▶ _Instructions for the task_: Quote every line as given.

--- start of Extracted information ---

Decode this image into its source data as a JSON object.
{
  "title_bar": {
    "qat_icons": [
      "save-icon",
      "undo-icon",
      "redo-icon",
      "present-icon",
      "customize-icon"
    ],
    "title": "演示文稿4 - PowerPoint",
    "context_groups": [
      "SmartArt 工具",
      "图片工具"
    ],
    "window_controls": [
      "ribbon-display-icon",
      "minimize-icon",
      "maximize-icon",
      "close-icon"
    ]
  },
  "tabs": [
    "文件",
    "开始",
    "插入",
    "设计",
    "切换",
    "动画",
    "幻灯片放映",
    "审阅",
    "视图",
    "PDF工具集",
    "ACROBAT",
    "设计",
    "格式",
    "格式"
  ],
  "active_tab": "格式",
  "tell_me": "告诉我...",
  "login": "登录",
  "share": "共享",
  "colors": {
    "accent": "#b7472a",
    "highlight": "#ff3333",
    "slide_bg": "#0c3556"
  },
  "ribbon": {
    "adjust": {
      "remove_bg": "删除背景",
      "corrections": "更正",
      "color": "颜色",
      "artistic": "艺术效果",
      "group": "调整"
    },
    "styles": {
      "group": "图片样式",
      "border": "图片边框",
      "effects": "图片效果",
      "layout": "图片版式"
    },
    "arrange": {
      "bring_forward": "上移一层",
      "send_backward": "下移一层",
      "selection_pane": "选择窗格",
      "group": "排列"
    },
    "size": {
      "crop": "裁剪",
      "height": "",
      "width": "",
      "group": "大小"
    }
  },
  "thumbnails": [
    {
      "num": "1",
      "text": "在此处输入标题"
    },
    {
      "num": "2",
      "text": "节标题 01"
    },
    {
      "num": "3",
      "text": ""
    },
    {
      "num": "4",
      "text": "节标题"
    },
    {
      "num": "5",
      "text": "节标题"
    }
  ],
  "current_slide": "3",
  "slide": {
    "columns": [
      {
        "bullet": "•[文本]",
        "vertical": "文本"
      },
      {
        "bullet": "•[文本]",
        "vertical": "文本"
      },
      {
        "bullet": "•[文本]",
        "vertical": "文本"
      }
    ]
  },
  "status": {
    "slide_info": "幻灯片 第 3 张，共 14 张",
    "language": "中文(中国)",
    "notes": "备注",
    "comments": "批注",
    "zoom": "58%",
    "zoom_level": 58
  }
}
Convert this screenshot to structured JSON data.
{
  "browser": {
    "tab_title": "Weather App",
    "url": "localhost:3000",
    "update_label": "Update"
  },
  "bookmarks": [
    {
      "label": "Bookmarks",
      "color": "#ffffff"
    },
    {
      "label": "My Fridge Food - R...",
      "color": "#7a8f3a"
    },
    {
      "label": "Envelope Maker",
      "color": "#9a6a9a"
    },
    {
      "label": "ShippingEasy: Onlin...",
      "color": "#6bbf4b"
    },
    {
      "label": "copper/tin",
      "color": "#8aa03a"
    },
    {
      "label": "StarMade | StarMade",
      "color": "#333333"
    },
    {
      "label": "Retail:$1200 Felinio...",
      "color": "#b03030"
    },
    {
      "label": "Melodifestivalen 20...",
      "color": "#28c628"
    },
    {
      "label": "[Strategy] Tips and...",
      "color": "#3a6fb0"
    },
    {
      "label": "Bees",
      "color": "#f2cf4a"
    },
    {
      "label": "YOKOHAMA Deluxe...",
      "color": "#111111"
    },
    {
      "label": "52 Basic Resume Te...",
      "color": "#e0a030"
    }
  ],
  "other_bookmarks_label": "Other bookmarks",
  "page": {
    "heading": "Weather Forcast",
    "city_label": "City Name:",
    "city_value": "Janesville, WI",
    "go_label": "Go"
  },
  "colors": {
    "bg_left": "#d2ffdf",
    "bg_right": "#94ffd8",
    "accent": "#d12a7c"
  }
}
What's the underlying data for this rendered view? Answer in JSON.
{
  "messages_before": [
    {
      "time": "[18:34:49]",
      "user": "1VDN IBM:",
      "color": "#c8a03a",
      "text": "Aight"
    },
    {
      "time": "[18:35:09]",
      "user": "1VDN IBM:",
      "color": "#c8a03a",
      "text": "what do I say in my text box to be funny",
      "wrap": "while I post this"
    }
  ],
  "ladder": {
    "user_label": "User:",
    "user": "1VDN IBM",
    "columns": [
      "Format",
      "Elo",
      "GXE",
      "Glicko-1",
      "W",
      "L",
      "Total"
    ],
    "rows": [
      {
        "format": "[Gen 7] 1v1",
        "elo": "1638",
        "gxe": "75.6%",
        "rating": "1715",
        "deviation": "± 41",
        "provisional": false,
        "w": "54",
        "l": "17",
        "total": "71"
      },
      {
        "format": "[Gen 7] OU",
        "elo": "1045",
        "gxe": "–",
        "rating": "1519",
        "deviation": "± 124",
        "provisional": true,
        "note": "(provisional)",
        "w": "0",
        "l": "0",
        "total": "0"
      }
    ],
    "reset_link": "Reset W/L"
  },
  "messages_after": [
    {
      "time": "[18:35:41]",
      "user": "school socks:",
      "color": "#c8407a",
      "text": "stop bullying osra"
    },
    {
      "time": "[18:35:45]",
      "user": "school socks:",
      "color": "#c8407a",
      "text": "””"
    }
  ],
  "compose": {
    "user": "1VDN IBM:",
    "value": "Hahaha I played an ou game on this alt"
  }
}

--- end of Extracted information ---

▶ _Solution_:
Decode this image into its source data as a JSON object.
{
  "title_bar": {
    "qat_icons": [
      "save-icon",
      "undo-icon",
      "redo-icon",
      "present-icon",
      "customize-icon"
    ],
    "title": "演示文稿4 - PowerPoint",
    "context_groups": [
      "SmartArt 工具",
      "图片工具"
    ],
    "window_controls": [
      "ribbon-display-icon",
      "minimize-icon",
      "maximize-icon",
      "close-icon"
    ]
  },
  "tabs": [
    "文件",
    "开始",
    "插入",
    "设计",
    "切换",
    "动画",
    "幻灯片放映",
    "审阅",
    "视图",
    "PDF工具集",
    "ACROBAT",
    "设计",
    "格式",
    "格式"
  ],
  "active_tab": "格式",
  "tell_me": "告诉我...",
  "login": "登录",
  "share": "共享",
  "colors": {
    "accent": "#b7472a",
    "highlight": "#ff3333",
    "slide_bg": "#0c3556"
  },
  "ribbon": {
    "adjust": {
      "remove_bg": "删除背景",
      "corrections": "更正",
      "color": "颜色",
      "artistic": "艺术效果",
      "group": "调整"
    },
    "styles": {
      "group": "图片样式",
      "border": "图片边框",
      "effects": "图片效果",
      "layout": "图片版式"
    },
    "arrange": {
      "bring_forward": "上移一层",
      "send_backward": "下移一层",
      "selection_pane": "选择窗格",
      "group": "排列"
    },
    "size": {
      "crop": "裁剪",
      "height": "",
      "width": "",
      "group": "大小"
    }
  },
  "thumbnails": [
    {
      "num": "1",
      "text": "在此处输入标题"
    },
    {
      "num": "2",
      "text": "节标题 01"
    },
    {
      "num": "3",
      "text": ""
    },
    {
      "num": "4",
      "text": "节标题"
    },
    {
      "num": "5",
      "text": "节标题"
    }
  ],
  "current_slide": "3",
  "slide": {
    "columns": [
      {
        "bullet": "•[文本]",
        "vertical": "文本"
      },
      {
        "bullet": "•[文本]",
        "vertical": "文本"
      },
      {
        "bullet": "•[文本]",
        "vertical": "文本"
      }
    ]
  },
  "status": {
    "slide_info": "幻灯片 第 3 张，共 14 张",
    "language": "中文(中国)",
    "notes": "备注",
    "comments": "批注",
    "zoom": "58%",
    "zoom_level": 58
  }
}
Convert this screenshot to structured JSON data.
{
  "browser": {
    "tab_title": "Weather App",
    "url": "localhost:3000",
    "update_label": "Update"
  },
  "bookmarks": [
    {
      "label": "Bookmarks",
      "color": "#ffffff"
    },
    {
      "label": "My Fridge Food - R...",
      "color": "#7a8f3a"
    },
    {
      "label": "Envelope Maker",
      "color": "#9a6a9a"
    },
    {
      "label": "ShippingEasy: Onlin...",
      "color": "#6bbf4b"
    },
    {
      "label": "copper/tin",
      "color": "#8aa03a"
    },
    {
      "label": "StarMade | StarMade",
      "color": "#333333"
    },
    {
      "label": "Retail:$1200 Felinio...",
      "color": "#b03030"
    },
    {
      "label": "Melodifestivalen 20...",
      "color": "#28c628"
    },
    {
      "label": "[Strategy] Tips and...",
      "color": "#3a6fb0"
    },
    {
      "label": "Bees",
      "color": "#f2cf4a"
    },
    {
      "label": "YOKOHAMA Deluxe...",
      "color": "#111111"
    },
    {
      "label": "52 Basic Resume Te...",
      "color": "#e0a030"
    }
  ],
  "other_bookmarks_label": "Other bookmarks",
  "page": {
    "heading": "Weather Forcast",
    "city_label": "City Name:",
    "city_value": "Janesville, WI",
    "go_label": "Go"
  },
  "colors": {
    "bg_left": "#d2ffdf",
    "bg_right": "#94ffd8",
    "accent": "#d12a7c"
  }
}
What's the underlying data for this rendered view? Answer in JSON.
{
  "messages_before": [
    {
      "time": "[18:34:49]",
      "user": "1VDN IBM:",
      "color": "#c8a03a",
      "text": "Aight"
    },
    {
      "time": "[18:35:09]",
      "user": "1VDN IBM:",
      "color": "#c8a03a",
      "text": "what do I say in my text box to be funny",
      "wrap": "while I post this"
    }
  ],
  "ladder": {
    "user_label": "User:",
    "user": "1VDN IBM",
    "columns": [
      "Format",
      "Elo",
      "GXE",
      "Glicko-1",
      "W",
      "L",
      "Total"
    ],
    "rows": [
      {
        "format": "[Gen 7] 1v1",
        "elo": "1638",
        "gxe": "75.6%",
        "rating": "1715",
        "deviation": "± 41",
        "provisional": false,
        "w": "54",
        "l": "17",
        "total": "71"
      },
      {
        "format": "[Gen 7] OU",
        "elo": "1045",
        "gxe": "–",
        "rating": "1519",
        "deviation": "± 124",
        "provisional": true,
        "note": "(provisional)",
        "w": "0",
        "l": "0",
        "total": "0"
      }
    ],
    "reset_link": "Reset W/L"
  },
  "messages_after": [
    {
      "time": "[18:35:41]",
      "user": "school socks:",
      "color": "#c8407a",
      "text": "stop bullying osra"
    },
    {
      "time": "[18:35:45]",
      "user": "school socks:",
      "color": "#c8407a",
      "text": "””"
    }
  ],
  "compose": {
    "user": "1VDN IBM:",
    "value": "Hahaha I played an ou game on this alt"
  }
}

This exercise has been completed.